◆ Written exercise
In the stretch from the line containing "project-title: Effects of" through the line containing "phase-2-label: Phase 2 [443, 25, 497, 41]", swap "properties" for "traits" and leave everything else unchanged. Give back only those lines.

◆ Data excerpts
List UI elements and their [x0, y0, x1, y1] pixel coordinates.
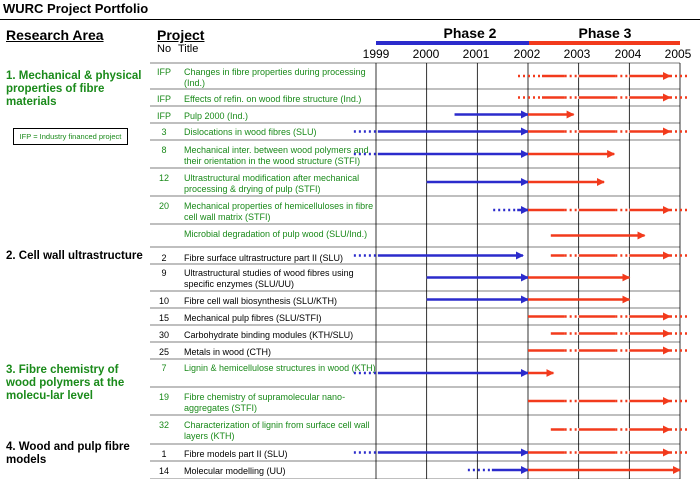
project-title: Effects of refin. on wood fibre structur… [184, 94, 362, 104]
phase-3-bar [529, 41, 680, 45]
project-title: Changes in fibre properties during proce… [184, 67, 366, 88]
ifp-note: IFP = Industry financed project [13, 128, 128, 145]
research-area-1: 1. Mechanical & physical properties of f… [6, 70, 142, 108]
project-title: Fibre surface ultrastructure part II (SL… [184, 253, 344, 263]
phase-2-label: Phase 2 [443, 25, 497, 41]
project-no: 9 [161, 268, 167, 278]
project-no: IFP [156, 67, 171, 77]
year-label: 1999 [362, 47, 390, 61]
project-title: Mechanical properties of hemicelluloses … [184, 201, 374, 222]
project-title: Carbohydrate binding modules (KTH/SLU) [184, 330, 354, 340]
project-no: 30 [158, 330, 169, 340]
project-no: 7 [161, 363, 167, 373]
project-no: 19 [158, 392, 169, 402]
grid-lines [150, 62, 681, 479]
project-no: 1 [161, 449, 167, 459]
project-title: Fibre cell wall biosynthesis (SLU/KTH) [184, 296, 338, 306]
no-header: No [157, 43, 172, 55]
year-label: 2001 [462, 47, 490, 61]
title-header: Title [178, 43, 199, 55]
project-no: IFP [156, 111, 171, 121]
project-title: Lignin & hemicellulose structures in woo… [184, 363, 376, 373]
project-no: 14 [158, 466, 169, 476]
year-label: 2003 [563, 47, 591, 61]
year-label: 2004 [614, 47, 642, 61]
research-area-4: 4. Wood and pulp fibre models [6, 441, 130, 466]
project-title: Microbial degradation of pulp wood (SLU/… [184, 229, 368, 239]
project-title: Ultrastructural studies of wood fibres u… [184, 268, 354, 289]
project-no: 15 [158, 313, 169, 323]
project-no: 32 [158, 420, 169, 430]
project-title: Ultrastructural modification after mecha… [184, 173, 360, 194]
project-no: 2 [161, 253, 167, 263]
project-no: 8 [161, 145, 167, 155]
year-label: 2000 [412, 47, 440, 61]
project-title: Fibre models part II (SLU) [184, 449, 288, 459]
project-no: 10 [158, 296, 169, 306]
project-title: Mechanical pulp fibres (SLU/STFI) [184, 313, 322, 323]
project-no: 3 [161, 127, 167, 137]
project-title: Metals in wood (CTH) [184, 347, 272, 357]
research-area-header: Research Area [6, 27, 104, 43]
project-no: 20 [158, 201, 169, 211]
phase-2-bar [376, 41, 529, 45]
research-area-2: 2. Cell wall ultrastructure [6, 250, 143, 262]
phase-3-label: Phase 3 [578, 25, 632, 41]
year-label: 2002 [513, 47, 541, 61]
project-no: IFP [156, 94, 171, 104]
project-no: 25 [158, 347, 169, 357]
year-label: 2005 [664, 47, 692, 61]
project-title: Fibre chemistry of supramolecular nano-a… [184, 392, 346, 413]
project-title: Characterization of lignin from surface … [184, 420, 370, 441]
project-title: Pulp 2000 (Ind.) [184, 111, 249, 121]
page-title: WURC Project Portfolio [3, 1, 149, 16]
research-area-3: 3. Fibre chemistry of wood polymers at t… [6, 364, 125, 402]
project-title: Dislocations in wood fibres (SLU) [184, 127, 317, 137]
project-bars [353, 72, 688, 474]
project-no: 12 [158, 173, 169, 183]
project-title: Molecular modelling (UU) [184, 466, 286, 476]
project-header: Project [157, 27, 205, 43]
project-title: Mechanical inter. between wood polymers … [184, 145, 369, 166]
title-rule [0, 19, 700, 20]
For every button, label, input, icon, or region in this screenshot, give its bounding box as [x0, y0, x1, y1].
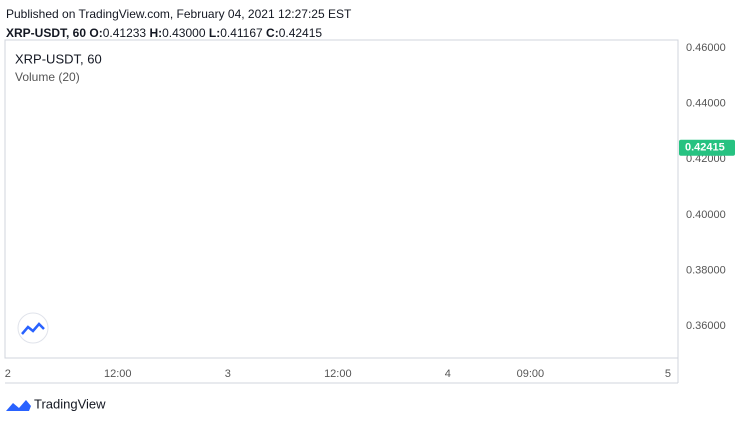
- ohlc-label: C:: [266, 26, 279, 40]
- ohlc-values: O:0.41233 H:0.43000 L:0.41167 C:0.42415: [86, 26, 322, 40]
- legend-symbol: XRP-USDT, 60: [15, 51, 102, 66]
- y-tick-label: 0.44000: [686, 98, 726, 110]
- plot-frame: [4, 39, 679, 359]
- last-price-box: [679, 139, 735, 156]
- last-price-label: 0.42415: [685, 142, 725, 154]
- ohlc-line: XRP-USDT, 60 O:0.41233 H:0.43000 L:0.411…: [6, 24, 351, 43]
- legend-volume: Volume (20): [15, 70, 80, 84]
- x-tick-label: 12:00: [324, 368, 352, 380]
- ohlc-value: 0.41233: [102, 26, 147, 40]
- x-tick-label: 09:00: [517, 368, 545, 380]
- y-tick-label: 0.40000: [686, 209, 726, 221]
- symbol: XRP-USDT, 60: [6, 26, 87, 40]
- x-tick-label: 5: [665, 368, 671, 380]
- y-tick-label: 0.38000: [686, 264, 726, 276]
- ohlc-label: O:: [89, 26, 103, 40]
- x-tick-label: 2: [5, 368, 11, 380]
- x-tick-label: 3: [225, 368, 231, 380]
- footer-logo: [6, 400, 31, 411]
- header: Published on TradingView.com, February 0…: [6, 5, 351, 43]
- y-tick-label: 0.36000: [686, 320, 726, 332]
- y-tick-label: 0.46000: [686, 42, 726, 54]
- ohlc-value: 0.42415: [278, 26, 323, 40]
- published-line: Published on TradingView.com, February 0…: [6, 7, 352, 21]
- ohlc-value: 0.41167: [220, 26, 263, 40]
- ohlc-value: 0.43000: [162, 26, 206, 40]
- footer-brand: TradingView: [34, 396, 106, 411]
- ohlc-label: H:: [149, 26, 163, 40]
- watermark-logo: [17, 312, 49, 344]
- ohlc-label: L:: [208, 26, 221, 40]
- x-tick-label: 4: [445, 368, 451, 380]
- y-tick-label: 0.42000: [686, 153, 726, 165]
- x-tick-label: 12:00: [104, 368, 132, 380]
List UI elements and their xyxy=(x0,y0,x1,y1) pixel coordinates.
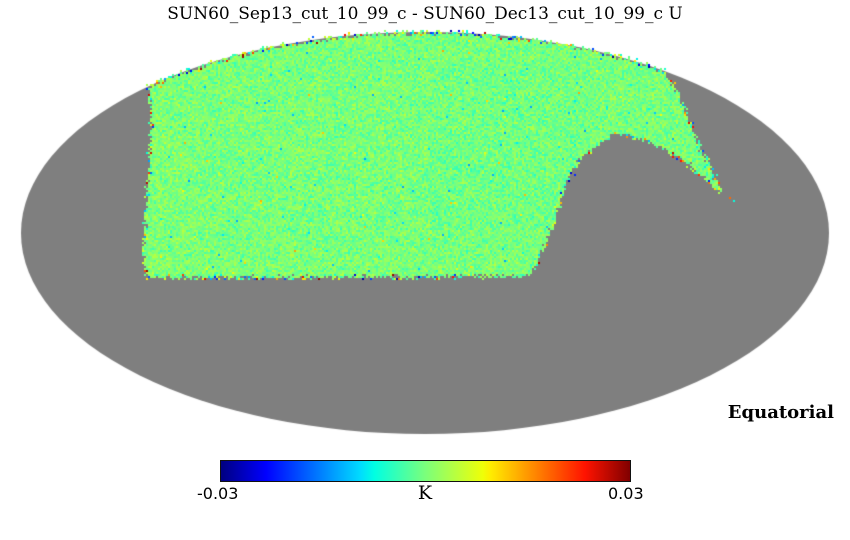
colorbar-max-label: 0.03 xyxy=(608,484,644,503)
map-title: SUN60_Sep13_cut_10_99_c - SUN60_Dec13_cu… xyxy=(167,4,682,24)
colorbar-min-label: -0.03 xyxy=(197,484,238,503)
mollview-figure: SUN60_Sep13_cut_10_99_c - SUN60_Dec13_cu… xyxy=(0,0,850,540)
colorbar-unit-label: K xyxy=(418,482,432,504)
sky-map-canvas xyxy=(0,0,850,540)
colorbar xyxy=(220,460,631,482)
coordinate-system-label: Equatorial xyxy=(728,402,834,423)
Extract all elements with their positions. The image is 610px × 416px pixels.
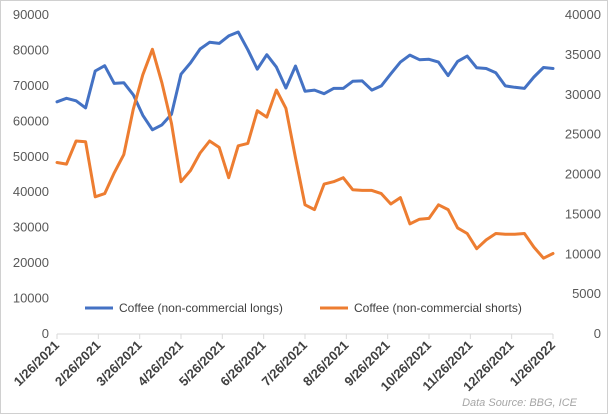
left-y-tick-label: 40000 xyxy=(13,184,49,199)
x-axis: 1/26/20212/26/20213/26/20214/26/20215/26… xyxy=(11,334,559,394)
legend: Coffee (non-commercial longs) Coffee (no… xyxy=(85,301,522,315)
series-line-longs xyxy=(55,30,555,132)
right-y-axis: 0 5000 10000 15000 20000 25000 30000 35000 40000 xyxy=(565,7,601,341)
right-y-tick-label: 15000 xyxy=(565,206,601,221)
right-y-tick-label: 35000 xyxy=(565,47,601,62)
left-y-tick-label: 70000 xyxy=(13,78,49,93)
legend-label-longs: Coffee (non-commercial longs) xyxy=(119,301,283,315)
left-y-tick-label: 90000 xyxy=(13,7,49,22)
right-y-tick-label: 40000 xyxy=(565,7,601,22)
right-y-tick-label: 0 xyxy=(594,326,601,341)
left-y-tick-label: 10000 xyxy=(13,291,49,306)
left-y-tick-label: 20000 xyxy=(13,255,49,270)
legend-label-shorts: Coffee (non-commercial shorts) xyxy=(354,301,522,315)
left-y-tick-label: 60000 xyxy=(13,113,49,128)
right-y-tick-label: 5000 xyxy=(572,286,601,301)
right-y-tick-label: 20000 xyxy=(565,167,601,182)
series-lines xyxy=(55,30,555,260)
right-y-tick-label: 30000 xyxy=(565,87,601,102)
right-y-tick-label: 10000 xyxy=(565,246,601,261)
data-source-note: Data Source: BBG, ICE xyxy=(462,397,578,409)
left-y-tick-label: 30000 xyxy=(13,220,49,235)
left-y-tick-label: 50000 xyxy=(13,149,49,164)
series-line-shorts xyxy=(55,47,555,260)
right-y-tick-label: 25000 xyxy=(565,127,601,142)
left-y-tick-label: 0 xyxy=(42,326,49,341)
left-y-tick-label: 80000 xyxy=(13,42,49,57)
x-tick-label: 1/26/2022 xyxy=(507,338,559,390)
left-y-axis: 0 10000 20000 30000 40000 50000 60000 70000 8000… xyxy=(13,7,49,341)
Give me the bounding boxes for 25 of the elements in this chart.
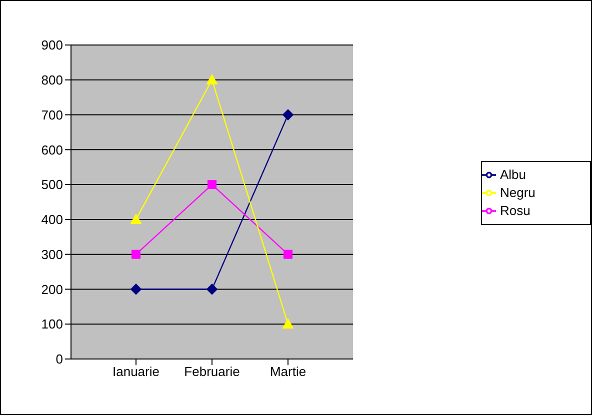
y-tick-label: 900 (41, 38, 63, 53)
point (208, 180, 216, 190)
point (284, 250, 292, 259)
y-tick-label: 600 (41, 142, 63, 158)
y-tick-label: 0 (56, 352, 63, 367)
point (132, 250, 140, 259)
legend-label: Negru (500, 185, 536, 200)
point (206, 74, 218, 84)
legend-label: Albu (500, 167, 526, 182)
y-tick-label: 800 (41, 72, 63, 88)
y-tick-label: 500 (41, 177, 63, 192)
point (130, 284, 142, 295)
x-tick-label: Februarie (184, 364, 240, 380)
y-tick-label: 100 (41, 316, 63, 332)
point (130, 214, 142, 224)
y-tick-label: 200 (41, 282, 63, 297)
point (282, 109, 294, 120)
x-tick-label: Martie (270, 364, 306, 380)
legend-label: Rosu (500, 203, 530, 218)
point (206, 284, 218, 295)
y-tick-label: 400 (41, 212, 63, 228)
point (282, 318, 294, 329)
y-tick-label: 700 (41, 107, 63, 122)
x-tick-label: Ianuarie (112, 364, 160, 380)
y-tick-label: 300 (41, 246, 63, 262)
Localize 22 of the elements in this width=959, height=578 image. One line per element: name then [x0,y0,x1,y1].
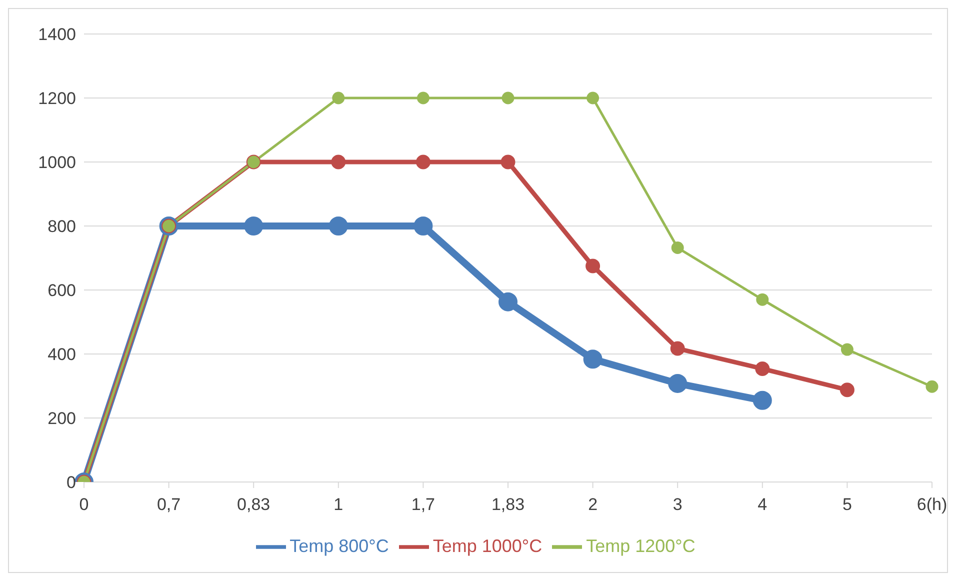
y-tick-label: 1200 [38,89,76,108]
x-tick-label: 1 [334,495,344,514]
x-tick-label: 1,83 [491,495,525,514]
x-tick-label: 1,7 [411,495,436,514]
legend-label: Temp 800°C [290,536,389,556]
x-tick-label: 2 [588,495,598,514]
y-tick-label: 800 [48,217,76,236]
x-tick-label: 6(h) [916,495,948,514]
x-tick-label: 5 [842,495,852,514]
x-tick-label: 4 [758,495,768,514]
x-tick-label: 0,83 [237,495,270,514]
y-tick-label: 1400 [38,25,76,44]
x-tick-label: 0 [79,495,89,514]
y-tick-label: 400 [48,345,76,364]
y-tick-label: 1000 [38,153,76,172]
y-tick-label: 200 [48,409,76,428]
y-tick-label: 600 [48,281,76,300]
x-tick-label: 3 [672,495,682,514]
legend-label: Temp 1000°C [432,536,542,556]
y-tick-label: 0 [66,473,76,492]
legend-label: Temp 1200°C [586,536,696,556]
x-tick-label: 0,7 [156,495,181,514]
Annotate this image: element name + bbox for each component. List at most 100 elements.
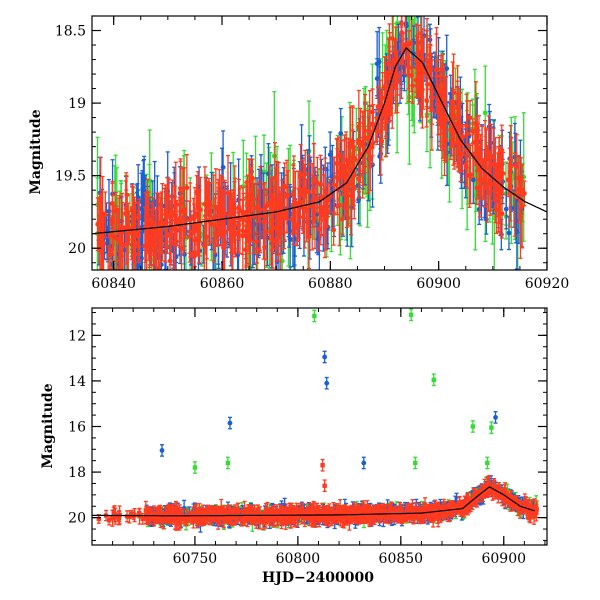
top-data-point	[468, 144, 473, 205]
top-data-point	[262, 221, 267, 270]
bottom-outlier-point	[225, 456, 231, 470]
bottom-data-point	[293, 509, 298, 528]
bottom-data-point	[275, 509, 280, 527]
top-x-tick-label: 60880	[308, 276, 353, 292]
top-data-point	[400, 32, 406, 66]
top-data-point	[386, 46, 392, 105]
top-data-point	[434, 60, 440, 92]
bottom-data-point	[455, 501, 461, 511]
top-data-point	[124, 175, 130, 215]
top-data-point	[236, 211, 242, 241]
top-data-point	[348, 156, 354, 236]
top-data-point	[383, 56, 389, 116]
top-data-point	[196, 190, 202, 217]
bottom-data-point	[514, 495, 519, 510]
bottom-y-tick-label: 14	[68, 374, 86, 390]
top-data-point	[167, 200, 173, 234]
bottom-outlier-point	[431, 373, 436, 387]
top-data-point	[282, 162, 288, 213]
top-x-tick-label: 60840	[91, 276, 136, 292]
top-data-point	[130, 186, 136, 258]
bottom-data-point	[221, 507, 226, 520]
top-data-point	[491, 127, 496, 202]
bottom-data-point	[376, 504, 381, 520]
bottom-data-point	[381, 507, 387, 518]
top-data-point	[300, 181, 306, 235]
bottom-x-tick-label: 60800	[276, 551, 321, 567]
bottom-data-point	[466, 492, 471, 510]
top-data-point	[187, 200, 193, 263]
bottom-data-point	[96, 514, 102, 524]
bottom-data-point	[390, 506, 396, 523]
top-data-point	[269, 210, 275, 251]
bottom-data-point	[471, 488, 477, 507]
top-data-point	[170, 179, 175, 246]
bottom-data-point	[449, 501, 454, 517]
bottom-y-tick-label: 12	[68, 328, 86, 344]
top-data-point	[294, 204, 300, 246]
bottom-data-point	[261, 510, 267, 524]
bottom-outlier-point	[493, 411, 498, 424]
bottom-data-point	[314, 502, 319, 520]
top-data-points	[95, 16, 527, 270]
top-data-point	[483, 127, 489, 176]
top-data-point	[278, 196, 284, 270]
top-data-point	[230, 198, 236, 270]
top-data-point	[311, 142, 317, 220]
bottom-outlier-point	[322, 479, 327, 493]
bottom-data-point	[144, 512, 149, 522]
top-data-point	[203, 176, 208, 255]
top-data-point	[455, 65, 461, 151]
top-data-point	[173, 161, 179, 246]
top-data-point	[285, 170, 291, 221]
top-data-point	[415, 33, 421, 91]
bottom-data-point	[229, 510, 234, 525]
top-data-point	[486, 115, 492, 196]
top-data-point	[120, 212, 126, 270]
top-data-point	[331, 156, 337, 213]
top-data-point	[451, 116, 457, 170]
top-data-point	[402, 16, 408, 75]
top-y-tick-label: 18.5	[55, 24, 86, 40]
bottom-outlier-point	[322, 350, 328, 364]
top-data-point	[164, 186, 170, 249]
bottom-y-tick-label: 18	[68, 465, 86, 481]
bottom-data-point	[151, 505, 157, 525]
bottom-outlier-point	[361, 456, 367, 470]
bottom-data-point	[289, 502, 294, 522]
bottom-data-point	[442, 501, 447, 517]
bottom-data-point	[396, 510, 401, 521]
bottom-data-point	[386, 503, 391, 520]
top-data-point	[467, 100, 473, 136]
top-data-point	[207, 182, 213, 224]
top-data-point	[116, 197, 122, 269]
top-data-point	[408, 16, 414, 78]
top-data-point	[227, 199, 233, 245]
bottom-data-point	[430, 507, 435, 518]
bottom-data-point	[534, 503, 539, 522]
bottom-data-point	[412, 507, 418, 524]
bottom-outlier-point	[312, 309, 317, 323]
bottom-data-point	[422, 502, 427, 517]
bottom-data-point	[462, 502, 468, 516]
bottom-outlier-point	[227, 416, 233, 430]
top-data-point	[302, 149, 308, 199]
bottom-outlier-point	[324, 376, 330, 390]
top-data-point	[350, 105, 355, 190]
bottom-data-point	[209, 505, 215, 525]
bottom-x-tick-label: 60900	[481, 551, 526, 567]
bottom-data-point	[340, 505, 346, 519]
top-data-point	[184, 153, 190, 222]
top-x-tick-label: 60860	[200, 276, 245, 292]
bottom-outlier-point	[192, 461, 198, 474]
bottom-data-point	[170, 513, 175, 523]
bottom-data-point	[331, 510, 337, 521]
top-data-point	[153, 215, 159, 270]
bottom-data-point	[169, 505, 174, 525]
bottom-data-point	[110, 509, 115, 527]
top-data-point	[479, 125, 485, 198]
bottom-data-point	[356, 506, 361, 520]
top-data-point	[267, 165, 273, 241]
top-data-point	[442, 113, 447, 177]
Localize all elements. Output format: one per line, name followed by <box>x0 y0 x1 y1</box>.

◆ Result
project-title: Effects of refin. on wood fibre structur… [184, 94, 362, 104]
phase-3-bar [529, 41, 680, 45]
project-title: Changes in fibre traits during proce… [184, 67, 366, 88]
ifp-note: IFP = Industry financed project [13, 128, 128, 145]
research-area-1: 1. Mechanical & physical traits of f… [6, 70, 142, 108]
project-title: Fibre surface ultrastructure part II (SL… [184, 253, 344, 263]
phase-2-label: Phase 2 [443, 25, 497, 41]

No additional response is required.